WORK INSTRUCTIONS -> Without including any pictures, write out the listing below exactly.
********
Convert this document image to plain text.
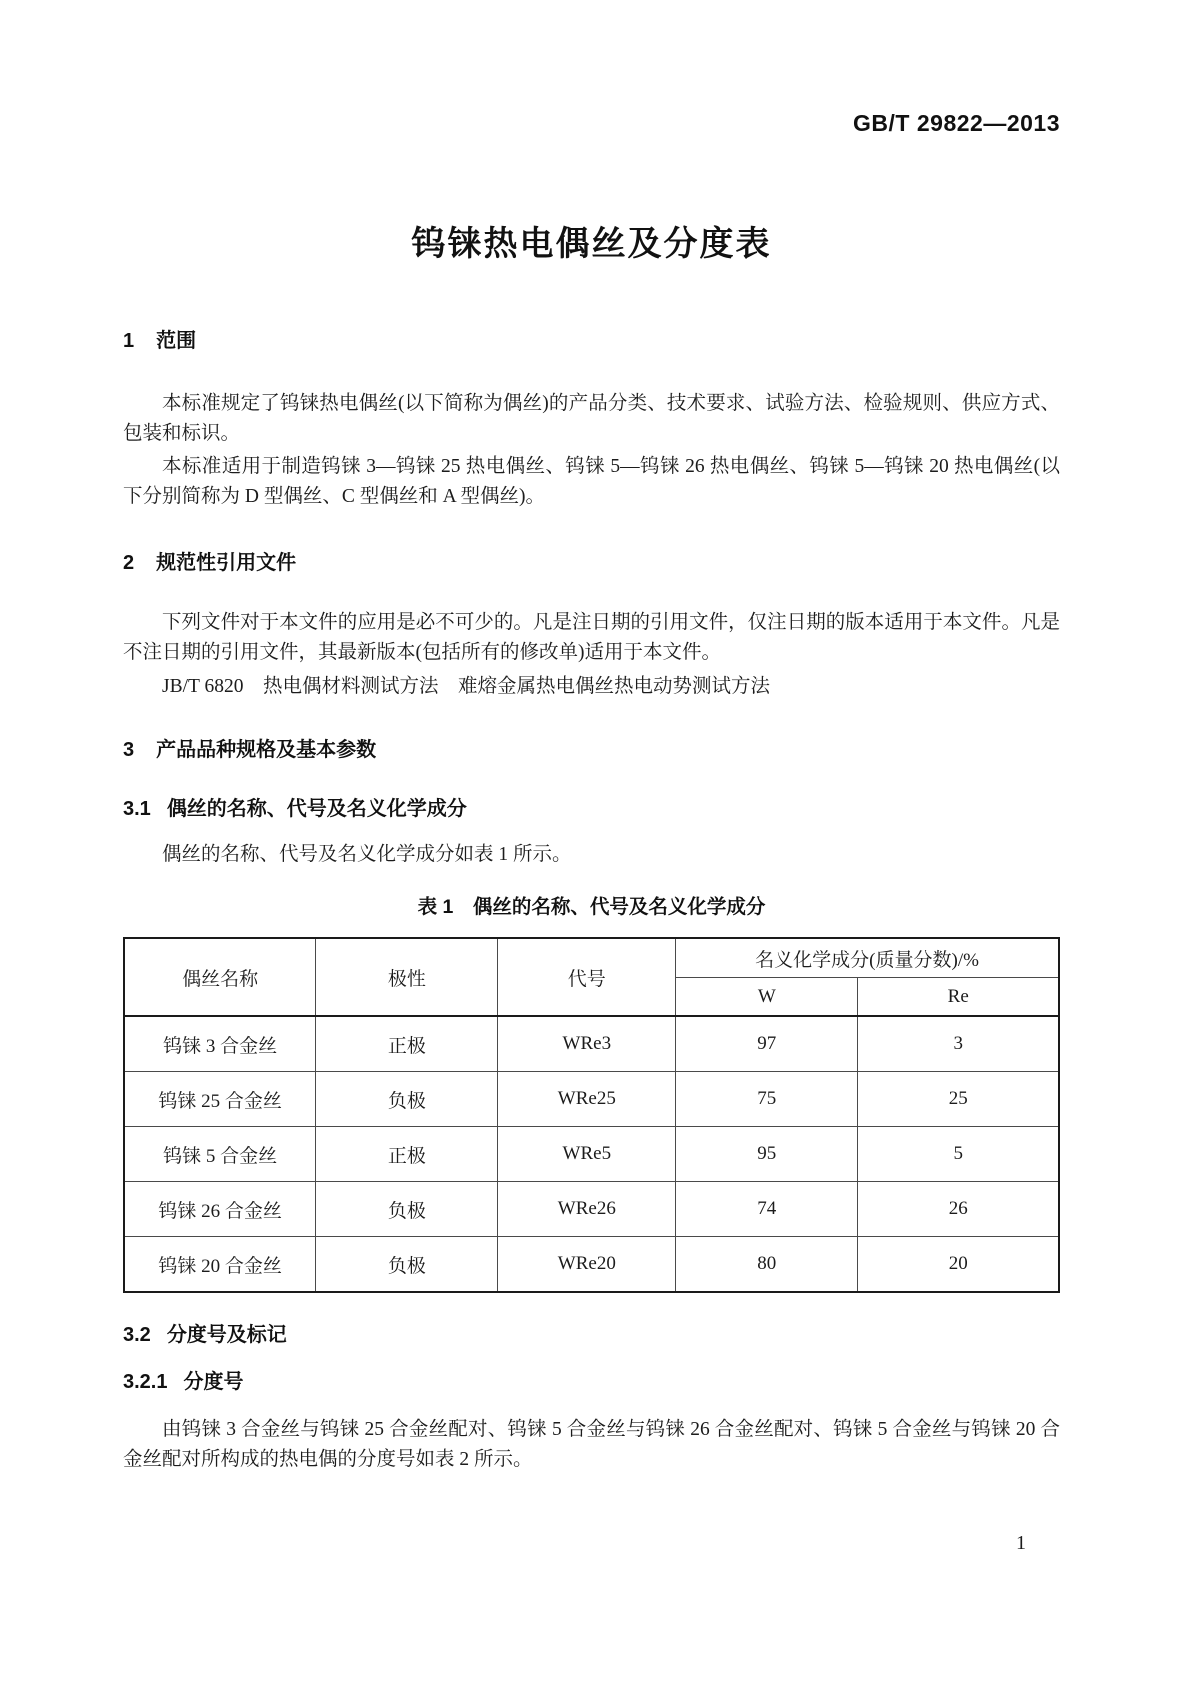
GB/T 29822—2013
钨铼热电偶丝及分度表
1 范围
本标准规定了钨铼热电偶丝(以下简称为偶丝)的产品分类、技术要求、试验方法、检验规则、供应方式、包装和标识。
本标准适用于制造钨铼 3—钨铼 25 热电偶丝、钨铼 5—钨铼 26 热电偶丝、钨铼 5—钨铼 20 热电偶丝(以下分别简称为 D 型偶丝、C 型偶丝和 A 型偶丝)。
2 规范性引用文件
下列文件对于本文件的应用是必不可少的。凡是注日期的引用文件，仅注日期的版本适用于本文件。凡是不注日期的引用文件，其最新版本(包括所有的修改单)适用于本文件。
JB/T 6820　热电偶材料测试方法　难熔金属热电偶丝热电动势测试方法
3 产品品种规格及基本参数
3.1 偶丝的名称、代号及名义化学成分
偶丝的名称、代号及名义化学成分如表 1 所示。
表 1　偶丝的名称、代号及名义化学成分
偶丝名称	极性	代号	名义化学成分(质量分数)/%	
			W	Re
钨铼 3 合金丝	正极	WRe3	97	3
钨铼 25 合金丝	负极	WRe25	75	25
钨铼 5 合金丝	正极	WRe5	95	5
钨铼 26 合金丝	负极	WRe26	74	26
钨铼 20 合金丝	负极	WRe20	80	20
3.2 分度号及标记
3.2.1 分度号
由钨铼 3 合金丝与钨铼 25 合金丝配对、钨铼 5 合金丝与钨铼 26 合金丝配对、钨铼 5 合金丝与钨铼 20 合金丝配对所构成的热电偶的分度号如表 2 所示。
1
********
SOLUTION TO THE PROBLEM ->
Convert this document image to plain text.
GB/T 29822—2013
钨铼热电偶丝及分度表
1 范围
本标准规定了钨铼热电偶丝(以下简称为偶丝)的产品分类、技术要求、试验方法、检验规则、供应方式、包装和标识。
本标准适用于制造钨铼 3—钨铼 25 热电偶丝、钨铼 5—钨铼 26 热电偶丝、钨铼 5—钨铼 20 热电偶丝(以下分别简称为 D 型偶丝、C 型偶丝和 A 型偶丝)。
2 规范性引用文件
下列文件对于本文件的应用是必不可少的。凡是注日期的引用文件，仅注日期的版本适用于本文件。凡是不注日期的引用文件，其最新版本(包括所有的修改单)适用于本文件。
JB/T 6820　热电偶材料测试方法　难熔金属热电偶丝热电动势测试方法
3 产品品种规格及基本参数
3.1 偶丝的名称、代号及名义化学成分
偶丝的名称、代号及名义化学成分如表 1 所示。
表 1　偶丝的名称、代号及名义化学成分
偶丝名称	极性	代号	名义化学成分(质量分数)/%	
			W	Re
钨铼 3 合金丝	正极	WRe3	97	3
钨铼 25 合金丝	负极	WRe25	75	25
钨铼 5 合金丝	正极	WRe5	95	5
钨铼 26 合金丝	负极	WRe26	74	26
钨铼 20 合金丝	负极	WRe20	80	20
3.2 分度号及标记
3.2.1 分度号
由钨铼 3 合金丝与钨铼 25 合金丝配对、钨铼 5 合金丝与钨铼 26 合金丝配对、钨铼 5 合金丝与钨铼 20 合金丝配对所构成的热电偶的分度号如表 2 所示。
1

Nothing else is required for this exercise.